• _RECORDED DATA_
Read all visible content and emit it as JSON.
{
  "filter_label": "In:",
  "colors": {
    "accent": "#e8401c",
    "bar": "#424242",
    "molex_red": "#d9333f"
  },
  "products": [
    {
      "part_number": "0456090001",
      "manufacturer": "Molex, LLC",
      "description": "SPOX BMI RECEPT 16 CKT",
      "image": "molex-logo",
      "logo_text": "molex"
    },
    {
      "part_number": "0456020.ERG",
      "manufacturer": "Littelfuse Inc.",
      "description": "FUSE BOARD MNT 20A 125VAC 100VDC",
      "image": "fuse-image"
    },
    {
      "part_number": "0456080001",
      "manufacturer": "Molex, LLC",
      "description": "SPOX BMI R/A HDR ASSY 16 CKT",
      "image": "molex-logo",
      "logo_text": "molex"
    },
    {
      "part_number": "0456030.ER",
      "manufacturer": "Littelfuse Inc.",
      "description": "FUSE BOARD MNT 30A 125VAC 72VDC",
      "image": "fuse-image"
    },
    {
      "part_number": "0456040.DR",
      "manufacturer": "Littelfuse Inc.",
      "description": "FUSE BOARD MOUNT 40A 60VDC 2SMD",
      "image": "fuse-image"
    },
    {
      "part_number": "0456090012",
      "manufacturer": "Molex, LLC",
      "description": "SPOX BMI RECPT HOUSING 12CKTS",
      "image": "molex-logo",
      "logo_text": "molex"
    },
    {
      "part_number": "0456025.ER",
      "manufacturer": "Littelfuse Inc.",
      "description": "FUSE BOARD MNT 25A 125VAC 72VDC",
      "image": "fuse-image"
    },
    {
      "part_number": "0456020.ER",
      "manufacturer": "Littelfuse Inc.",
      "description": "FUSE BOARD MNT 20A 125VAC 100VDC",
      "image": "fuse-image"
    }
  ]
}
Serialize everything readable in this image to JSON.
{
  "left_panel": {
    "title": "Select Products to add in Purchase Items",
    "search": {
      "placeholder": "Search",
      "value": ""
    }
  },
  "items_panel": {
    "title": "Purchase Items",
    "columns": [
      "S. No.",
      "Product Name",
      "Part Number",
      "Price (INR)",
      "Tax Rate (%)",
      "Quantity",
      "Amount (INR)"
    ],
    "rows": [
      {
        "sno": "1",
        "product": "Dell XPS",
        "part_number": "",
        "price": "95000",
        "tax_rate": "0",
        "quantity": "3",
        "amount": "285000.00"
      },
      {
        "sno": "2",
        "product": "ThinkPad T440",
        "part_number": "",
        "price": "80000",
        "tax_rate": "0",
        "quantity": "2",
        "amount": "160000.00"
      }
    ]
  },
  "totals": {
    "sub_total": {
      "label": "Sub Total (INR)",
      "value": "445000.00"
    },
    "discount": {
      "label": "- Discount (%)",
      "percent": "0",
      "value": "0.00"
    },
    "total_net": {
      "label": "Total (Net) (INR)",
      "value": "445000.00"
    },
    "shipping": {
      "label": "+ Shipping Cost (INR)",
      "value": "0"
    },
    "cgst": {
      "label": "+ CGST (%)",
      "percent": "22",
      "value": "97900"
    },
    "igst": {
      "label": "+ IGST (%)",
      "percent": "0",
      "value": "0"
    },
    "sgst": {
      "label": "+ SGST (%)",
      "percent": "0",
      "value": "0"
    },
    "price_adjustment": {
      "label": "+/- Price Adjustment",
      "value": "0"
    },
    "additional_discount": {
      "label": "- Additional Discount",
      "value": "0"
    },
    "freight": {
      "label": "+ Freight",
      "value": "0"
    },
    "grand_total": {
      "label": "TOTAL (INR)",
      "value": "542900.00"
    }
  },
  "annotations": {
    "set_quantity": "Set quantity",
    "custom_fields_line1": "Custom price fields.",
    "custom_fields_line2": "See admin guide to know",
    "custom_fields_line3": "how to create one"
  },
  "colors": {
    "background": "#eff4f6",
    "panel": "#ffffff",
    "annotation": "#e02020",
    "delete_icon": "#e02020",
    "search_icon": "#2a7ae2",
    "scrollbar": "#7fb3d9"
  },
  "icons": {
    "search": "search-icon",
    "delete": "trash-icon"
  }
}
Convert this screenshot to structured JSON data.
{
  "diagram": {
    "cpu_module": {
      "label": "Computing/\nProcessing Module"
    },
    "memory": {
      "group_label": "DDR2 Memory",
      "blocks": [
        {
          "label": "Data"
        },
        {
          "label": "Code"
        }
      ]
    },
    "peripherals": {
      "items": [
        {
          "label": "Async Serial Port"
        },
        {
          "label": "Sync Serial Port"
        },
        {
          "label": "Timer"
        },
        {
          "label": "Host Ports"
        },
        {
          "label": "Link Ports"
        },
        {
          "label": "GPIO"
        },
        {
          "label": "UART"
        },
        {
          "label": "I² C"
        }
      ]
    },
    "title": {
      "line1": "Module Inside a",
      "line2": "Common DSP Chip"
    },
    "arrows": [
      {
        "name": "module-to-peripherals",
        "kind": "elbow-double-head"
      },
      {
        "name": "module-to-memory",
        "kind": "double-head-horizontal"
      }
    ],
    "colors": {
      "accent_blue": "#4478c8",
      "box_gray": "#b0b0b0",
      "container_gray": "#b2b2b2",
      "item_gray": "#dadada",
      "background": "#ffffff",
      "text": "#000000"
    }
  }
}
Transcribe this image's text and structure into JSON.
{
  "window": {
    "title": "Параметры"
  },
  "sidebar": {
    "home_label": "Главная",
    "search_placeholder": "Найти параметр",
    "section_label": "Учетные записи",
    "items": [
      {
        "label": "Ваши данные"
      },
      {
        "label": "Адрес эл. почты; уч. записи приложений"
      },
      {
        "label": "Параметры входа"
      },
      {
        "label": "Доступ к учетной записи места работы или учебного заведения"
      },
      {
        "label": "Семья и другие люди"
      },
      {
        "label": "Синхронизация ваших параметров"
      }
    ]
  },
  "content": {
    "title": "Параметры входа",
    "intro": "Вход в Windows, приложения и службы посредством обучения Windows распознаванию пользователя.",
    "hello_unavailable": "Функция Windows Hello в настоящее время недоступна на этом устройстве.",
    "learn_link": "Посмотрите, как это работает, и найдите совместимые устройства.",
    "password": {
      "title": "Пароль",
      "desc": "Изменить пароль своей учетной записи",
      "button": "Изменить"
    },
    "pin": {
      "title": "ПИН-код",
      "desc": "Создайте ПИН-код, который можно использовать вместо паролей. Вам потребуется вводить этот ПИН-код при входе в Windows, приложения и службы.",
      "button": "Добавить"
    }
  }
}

• _EXERCISE TASK_
List the lines of the material in which the word "content" occurs.

• _RESPONSE_
Read all visible content and emit it as JSON.
  "content": {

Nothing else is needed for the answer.